▶ **Information given**
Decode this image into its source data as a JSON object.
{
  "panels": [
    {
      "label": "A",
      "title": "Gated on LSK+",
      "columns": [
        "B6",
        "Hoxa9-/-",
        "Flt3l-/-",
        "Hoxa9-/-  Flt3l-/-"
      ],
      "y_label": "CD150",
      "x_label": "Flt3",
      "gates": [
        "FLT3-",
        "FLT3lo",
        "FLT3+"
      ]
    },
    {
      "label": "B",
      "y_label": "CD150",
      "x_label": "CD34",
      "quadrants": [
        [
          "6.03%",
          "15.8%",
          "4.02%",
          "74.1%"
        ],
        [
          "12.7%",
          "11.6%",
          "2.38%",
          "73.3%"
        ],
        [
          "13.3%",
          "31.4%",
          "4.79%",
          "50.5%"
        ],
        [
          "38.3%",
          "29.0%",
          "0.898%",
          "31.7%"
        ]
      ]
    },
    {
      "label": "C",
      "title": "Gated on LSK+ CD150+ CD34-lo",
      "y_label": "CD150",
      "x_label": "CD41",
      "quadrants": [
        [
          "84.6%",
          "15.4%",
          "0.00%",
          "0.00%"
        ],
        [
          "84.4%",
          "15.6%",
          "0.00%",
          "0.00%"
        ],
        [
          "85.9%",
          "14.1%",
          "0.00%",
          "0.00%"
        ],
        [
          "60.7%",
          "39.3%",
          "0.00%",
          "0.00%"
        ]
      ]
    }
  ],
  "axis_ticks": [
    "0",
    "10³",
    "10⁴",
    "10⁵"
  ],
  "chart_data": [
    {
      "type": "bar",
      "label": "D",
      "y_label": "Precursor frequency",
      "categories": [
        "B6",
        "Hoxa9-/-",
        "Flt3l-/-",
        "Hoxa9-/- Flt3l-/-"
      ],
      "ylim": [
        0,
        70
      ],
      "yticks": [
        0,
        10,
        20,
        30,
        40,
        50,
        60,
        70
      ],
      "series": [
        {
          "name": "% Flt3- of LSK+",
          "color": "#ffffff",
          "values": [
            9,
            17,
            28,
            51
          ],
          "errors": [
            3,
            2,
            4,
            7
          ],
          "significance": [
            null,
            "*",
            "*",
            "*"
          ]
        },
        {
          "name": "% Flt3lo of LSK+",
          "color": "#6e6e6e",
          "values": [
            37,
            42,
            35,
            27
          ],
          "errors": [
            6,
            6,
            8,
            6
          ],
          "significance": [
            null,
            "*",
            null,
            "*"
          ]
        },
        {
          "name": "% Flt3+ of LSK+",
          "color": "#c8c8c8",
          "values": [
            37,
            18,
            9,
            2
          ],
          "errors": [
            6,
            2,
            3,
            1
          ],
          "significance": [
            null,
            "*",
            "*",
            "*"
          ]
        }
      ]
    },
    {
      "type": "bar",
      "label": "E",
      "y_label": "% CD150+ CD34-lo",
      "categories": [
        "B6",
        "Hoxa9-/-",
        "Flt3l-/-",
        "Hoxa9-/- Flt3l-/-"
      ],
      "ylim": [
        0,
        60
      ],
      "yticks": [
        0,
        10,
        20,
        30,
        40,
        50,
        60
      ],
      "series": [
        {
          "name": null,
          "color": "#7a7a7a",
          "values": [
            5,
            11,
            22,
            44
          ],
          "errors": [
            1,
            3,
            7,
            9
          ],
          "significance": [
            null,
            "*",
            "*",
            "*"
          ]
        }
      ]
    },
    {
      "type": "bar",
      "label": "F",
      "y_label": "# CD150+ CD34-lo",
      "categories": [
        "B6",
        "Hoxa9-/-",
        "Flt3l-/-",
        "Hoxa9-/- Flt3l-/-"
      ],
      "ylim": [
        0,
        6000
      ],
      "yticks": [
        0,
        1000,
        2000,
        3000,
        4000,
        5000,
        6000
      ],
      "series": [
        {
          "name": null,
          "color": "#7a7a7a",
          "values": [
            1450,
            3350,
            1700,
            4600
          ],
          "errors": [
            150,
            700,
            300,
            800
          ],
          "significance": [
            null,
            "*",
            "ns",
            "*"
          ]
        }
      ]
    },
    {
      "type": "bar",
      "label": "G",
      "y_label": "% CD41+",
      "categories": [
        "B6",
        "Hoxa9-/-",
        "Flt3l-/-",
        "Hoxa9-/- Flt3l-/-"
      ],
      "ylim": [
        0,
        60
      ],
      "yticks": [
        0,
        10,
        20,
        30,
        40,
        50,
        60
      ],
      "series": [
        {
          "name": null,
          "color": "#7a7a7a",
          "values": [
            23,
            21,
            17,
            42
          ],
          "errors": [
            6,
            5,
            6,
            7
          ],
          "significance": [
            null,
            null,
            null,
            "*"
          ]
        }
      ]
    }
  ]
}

▶ **Instructions to follow**
Repeat the lines above exactly.

▶ **Correct output**
Decode this image into its source data as a JSON object.
{
  "panels": [
    {
      "label": "A",
      "title": "Gated on LSK+",
      "columns": [
        "B6",
        "Hoxa9-/-",
        "Flt3l-/-",
        "Hoxa9-/-  Flt3l-/-"
      ],
      "y_label": "CD150",
      "x_label": "Flt3",
      "gates": [
        "FLT3-",
        "FLT3lo",
        "FLT3+"
      ]
    },
    {
      "label": "B",
      "y_label": "CD150",
      "x_label": "CD34",
      "quadrants": [
        [
          "6.03%",
          "15.8%",
          "4.02%",
          "74.1%"
        ],
        [
          "12.7%",
          "11.6%",
          "2.38%",
          "73.3%"
        ],
        [
          "13.3%",
          "31.4%",
          "4.79%",
          "50.5%"
        ],
        [
          "38.3%",
          "29.0%",
          "0.898%",
          "31.7%"
        ]
      ]
    },
    {
      "label": "C",
      "title": "Gated on LSK+ CD150+ CD34-lo",
      "y_label": "CD150",
      "x_label": "CD41",
      "quadrants": [
        [
          "84.6%",
          "15.4%",
          "0.00%",
          "0.00%"
        ],
        [
          "84.4%",
          "15.6%",
          "0.00%",
          "0.00%"
        ],
        [
          "85.9%",
          "14.1%",
          "0.00%",
          "0.00%"
        ],
        [
          "60.7%",
          "39.3%",
          "0.00%",
          "0.00%"
        ]
      ]
    }
  ],
  "axis_ticks": [
    "0",
    "10³",
    "10⁴",
    "10⁵"
  ],
  "chart_data": [
    {
      "type": "bar",
      "label": "D",
      "y_label": "Precursor frequency",
      "categories": [
        "B6",
        "Hoxa9-/-",
        "Flt3l-/-",
        "Hoxa9-/- Flt3l-/-"
      ],
      "ylim": [
        0,
        70
      ],
      "yticks": [
        0,
        10,
        20,
        30,
        40,
        50,
        60,
        70
      ],
      "series": [
        {
          "name": "% Flt3- of LSK+",
          "color": "#ffffff",
          "values": [
            9,
            17,
            28,
            51
          ],
          "errors": [
            3,
            2,
            4,
            7
          ],
          "significance": [
            null,
            "*",
            "*",
            "*"
          ]
        },
        {
          "name": "% Flt3lo of LSK+",
          "color": "#6e6e6e",
          "values": [
            37,
            42,
            35,
            27
          ],
          "errors": [
            6,
            6,
            8,
            6
          ],
          "significance": [
            null,
            "*",
            null,
            "*"
          ]
        },
        {
          "name": "% Flt3+ of LSK+",
          "color": "#c8c8c8",
          "values": [
            37,
            18,
            9,
            2
          ],
          "errors": [
            6,
            2,
            3,
            1
          ],
          "significance": [
            null,
            "*",
            "*",
            "*"
          ]
        }
      ]
    },
    {
      "type": "bar",
      "label": "E",
      "y_label": "% CD150+ CD34-lo",
      "categories": [
        "B6",
        "Hoxa9-/-",
        "Flt3l-/-",
        "Hoxa9-/- Flt3l-/-"
      ],
      "ylim": [
        0,
        60
      ],
      "yticks": [
        0,
        10,
        20,
        30,
        40,
        50,
        60
      ],
      "series": [
        {
          "name": null,
          "color": "#7a7a7a",
          "values": [
            5,
            11,
            22,
            44
          ],
          "errors": [
            1,
            3,
            7,
            9
          ],
          "significance": [
            null,
            "*",
            "*",
            "*"
          ]
        }
      ]
    },
    {
      "type": "bar",
      "label": "F",
      "y_label": "# CD150+ CD34-lo",
      "categories": [
        "B6",
        "Hoxa9-/-",
        "Flt3l-/-",
        "Hoxa9-/- Flt3l-/-"
      ],
      "ylim": [
        0,
        6000
      ],
      "yticks": [
        0,
        1000,
        2000,
        3000,
        4000,
        5000,
        6000
      ],
      "series": [
        {
          "name": null,
          "color": "#7a7a7a",
          "values": [
            1450,
            3350,
            1700,
            4600
          ],
          "errors": [
            150,
            700,
            300,
            800
          ],
          "significance": [
            null,
            "*",
            "ns",
            "*"
          ]
        }
      ]
    },
    {
      "type": "bar",
      "label": "G",
      "y_label": "% CD41+",
      "categories": [
        "B6",
        "Hoxa9-/-",
        "Flt3l-/-",
        "Hoxa9-/- Flt3l-/-"
      ],
      "ylim": [
        0,
        60
      ],
      "yticks": [
        0,
        10,
        20,
        30,
        40,
        50,
        60
      ],
      "series": [
        {
          "name": null,
          "color": "#7a7a7a",
          "values": [
            23,
            21,
            17,
            42
          ],
          "errors": [
            6,
            5,
            6,
            7
          ],
          "significance": [
            null,
            null,
            null,
            "*"
          ]
        }
      ]
    }
  ]
}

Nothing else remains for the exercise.